Extracted data entries
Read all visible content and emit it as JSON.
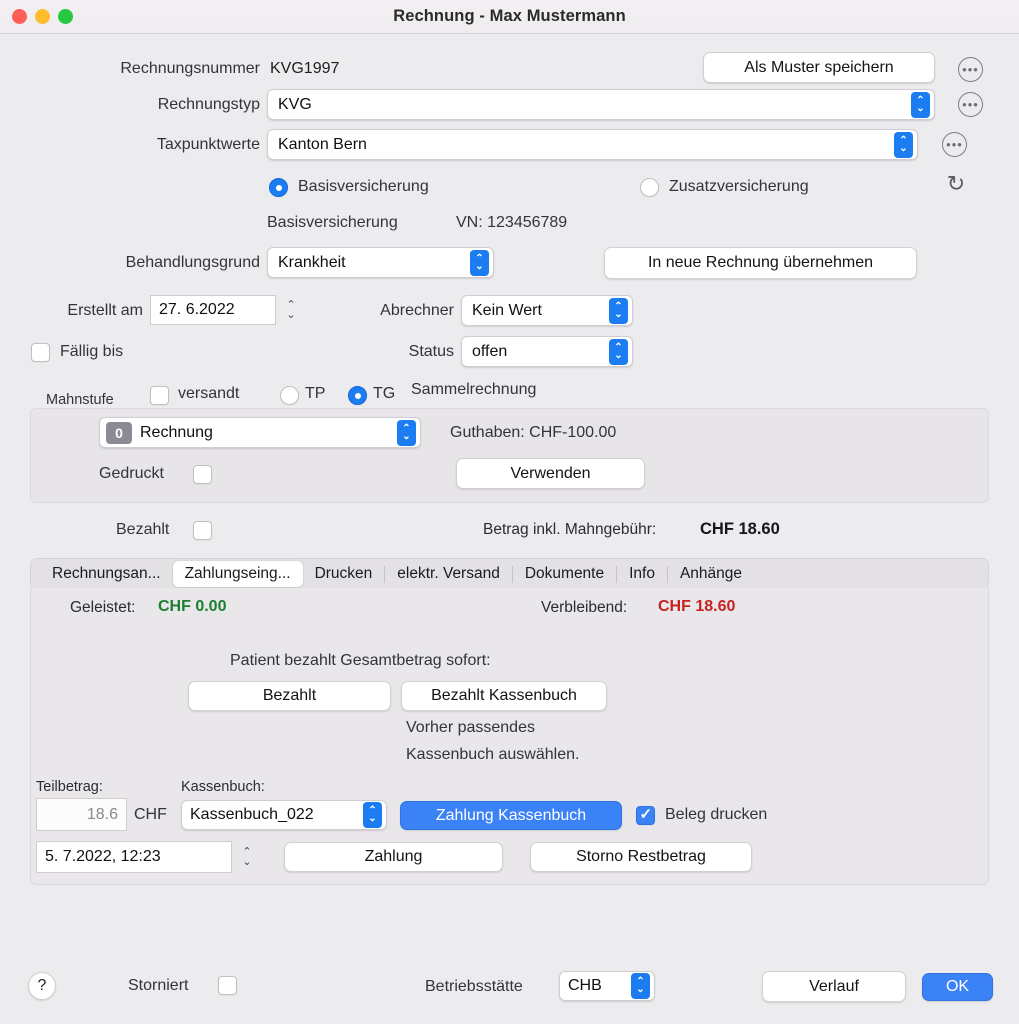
{
  "window": {
    "title": "Rechnung - Max Mustermann",
    "traffic_lights": [
      "close",
      "minimize",
      "zoom"
    ]
  },
  "form": {
    "invoice_number_label": "Rechnungsnummer",
    "invoice_number_value": "KVG1997",
    "save_template_button": "Als Muster speichern",
    "invoice_type_label": "Rechnungstyp",
    "invoice_type_value": "KVG",
    "tariff_label": "Taxpunktwerte",
    "tariff_value": "Kanton Bern",
    "insurance_basic_radio": "Basisversicherung",
    "insurance_extra_radio": "Zusatzversicherung",
    "insurance_info_name": "Basisversicherung",
    "insurance_info_vn": "VN: 123456789",
    "treatment_reason_label": "Behandlungsgrund",
    "treatment_reason_value": "Krankheit",
    "copy_to_new_invoice_button": "In neue Rechnung übernehmen",
    "created_label": "Erstellt am",
    "created_value": "27.  6.2022",
    "biller_label": "Abrechner",
    "biller_value": "Kein Wert",
    "due_label": "Fällig bis",
    "status_label": "Status",
    "status_value": "offen",
    "reminder_level_label": "Mahnstufe",
    "sent_checkbox_label": "versandt",
    "tp_radio_label": "TP",
    "tg_radio_label": "TG",
    "collective_invoice_label": "Sammelrechnung"
  },
  "reminder_panel": {
    "level_badge": "0",
    "level_value": "Rechnung",
    "credit_text": "Guthaben: CHF-100.00",
    "printed_label": "Gedruckt",
    "use_button": "Verwenden"
  },
  "paid_row": {
    "paid_label": "Bezahlt",
    "amount_label": "Betrag inkl. Mahngebühr:",
    "amount_value": "CHF 18.60"
  },
  "tabs": [
    {
      "label": "Rechnungsan...",
      "active": false
    },
    {
      "label": "Zahlungseing...",
      "active": true
    },
    {
      "label": "Drucken",
      "active": false
    },
    {
      "label": "elektr. Versand",
      "active": false
    },
    {
      "label": "Dokumente",
      "active": false
    },
    {
      "label": "Info",
      "active": false
    },
    {
      "label": "Anhänge",
      "active": false
    }
  ],
  "payment_tab": {
    "paid_so_far_label": "Geleistet:",
    "paid_so_far_value": "CHF 0.00",
    "remaining_label": "Verbleibend:",
    "remaining_value": "CHF 18.60",
    "instant_payment_title": "Patient bezahlt Gesamtbetrag sofort:",
    "paid_button": "Bezahlt",
    "paid_cashbook_button": "Bezahlt Kassenbuch",
    "hint_line1": "Vorher passendes",
    "hint_line2": "Kassenbuch auswählen.",
    "partial_amount_label": "Teilbetrag:",
    "partial_amount_value": "18.6",
    "currency_label": "CHF",
    "cashbook_label": "Kassenbuch:",
    "cashbook_value": "Kassenbuch_022",
    "payment_cashbook_button": "Zahlung Kassenbuch",
    "print_receipt_label": "Beleg drucken",
    "payment_date_value": "5.  7.2022, 12:23",
    "payment_button": "Zahlung",
    "cancel_remaining_button": "Storno Restbetrag"
  },
  "footer": {
    "help_button": "?",
    "cancelled_label": "Storniert",
    "site_label": "Betriebsstätte",
    "site_value": "CHB",
    "history_button": "Verlauf",
    "ok_button": "OK"
  },
  "icons": {
    "ellipsis": "•••",
    "refresh": "↻",
    "chevron_up": "⌃",
    "chevron_down": "⌄"
  },
  "colors": {
    "accent": "#3b82f6",
    "popup_arrow": "#1c7cf2",
    "green": "#1a7f2e",
    "red": "#c62222",
    "window_bg": "#ecebed",
    "panel_bg": "#e7e5e8"
  }
}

EXERCISE REQUIREMENTS
Reproduce all of the data exactly; the pictures do not belong in the copy.

SOLUTION TO THE EXERCISE
Read all visible content and emit it as JSON.
{
  "window": {
    "title": "Rechnung - Max Mustermann",
    "traffic_lights": [
      "close",
      "minimize",
      "zoom"
    ]
  },
  "form": {
    "invoice_number_label": "Rechnungsnummer",
    "invoice_number_value": "KVG1997",
    "save_template_button": "Als Muster speichern",
    "invoice_type_label": "Rechnungstyp",
    "invoice_type_value": "KVG",
    "tariff_label": "Taxpunktwerte",
    "tariff_value": "Kanton Bern",
    "insurance_basic_radio": "Basisversicherung",
    "insurance_extra_radio": "Zusatzversicherung",
    "insurance_info_name": "Basisversicherung",
    "insurance_info_vn": "VN: 123456789",
    "treatment_reason_label": "Behandlungsgrund",
    "treatment_reason_value": "Krankheit",
    "copy_to_new_invoice_button": "In neue Rechnung übernehmen",
    "created_label": "Erstellt am",
    "created_value": "27.  6.2022",
    "biller_label": "Abrechner",
    "biller_value": "Kein Wert",
    "due_label": "Fällig bis",
    "status_label": "Status",
    "status_value": "offen",
    "reminder_level_label": "Mahnstufe",
    "sent_checkbox_label": "versandt",
    "tp_radio_label": "TP",
    "tg_radio_label": "TG",
    "collective_invoice_label": "Sammelrechnung"
  },
  "reminder_panel": {
    "level_badge": "0",
    "level_value": "Rechnung",
    "credit_text": "Guthaben: CHF-100.00",
    "printed_label": "Gedruckt",
    "use_button": "Verwenden"
  },
  "paid_row": {
    "paid_label": "Bezahlt",
    "amount_label": "Betrag inkl. Mahngebühr:",
    "amount_value": "CHF 18.60"
  },
  "tabs": [
    {
      "label": "Rechnungsan...",
      "active": false
    },
    {
      "label": "Zahlungseing...",
      "active": true
    },
    {
      "label": "Drucken",
      "active": false
    },
    {
      "label": "elektr. Versand",
      "active": false
    },
    {
      "label": "Dokumente",
      "active": false
    },
    {
      "label": "Info",
      "active": false
    },
    {
      "label": "Anhänge",
      "active": false
    }
  ],
  "payment_tab": {
    "paid_so_far_label": "Geleistet:",
    "paid_so_far_value": "CHF 0.00",
    "remaining_label": "Verbleibend:",
    "remaining_value": "CHF 18.60",
    "instant_payment_title": "Patient bezahlt Gesamtbetrag sofort:",
    "paid_button": "Bezahlt",
    "paid_cashbook_button": "Bezahlt Kassenbuch",
    "hint_line1": "Vorher passendes",
    "hint_line2": "Kassenbuch auswählen.",
    "partial_amount_label": "Teilbetrag:",
    "partial_amount_value": "18.6",
    "currency_label": "CHF",
    "cashbook_label": "Kassenbuch:",
    "cashbook_value": "Kassenbuch_022",
    "payment_cashbook_button": "Zahlung Kassenbuch",
    "print_receipt_label": "Beleg drucken",
    "payment_date_value": "5.  7.2022, 12:23",
    "payment_button": "Zahlung",
    "cancel_remaining_button": "Storno Restbetrag"
  },
  "footer": {
    "help_button": "?",
    "cancelled_label": "Storniert",
    "site_label": "Betriebsstätte",
    "site_value": "CHB",
    "history_button": "Verlauf",
    "ok_button": "OK"
  },
  "icons": {
    "ellipsis": "•••",
    "refresh": "↻",
    "chevron_up": "⌃",
    "chevron_down": "⌄"
  },
  "colors": {
    "accent": "#3b82f6",
    "popup_arrow": "#1c7cf2",
    "green": "#1a7f2e",
    "red": "#c62222",
    "window_bg": "#ecebed",
    "panel_bg": "#e7e5e8"
  }
}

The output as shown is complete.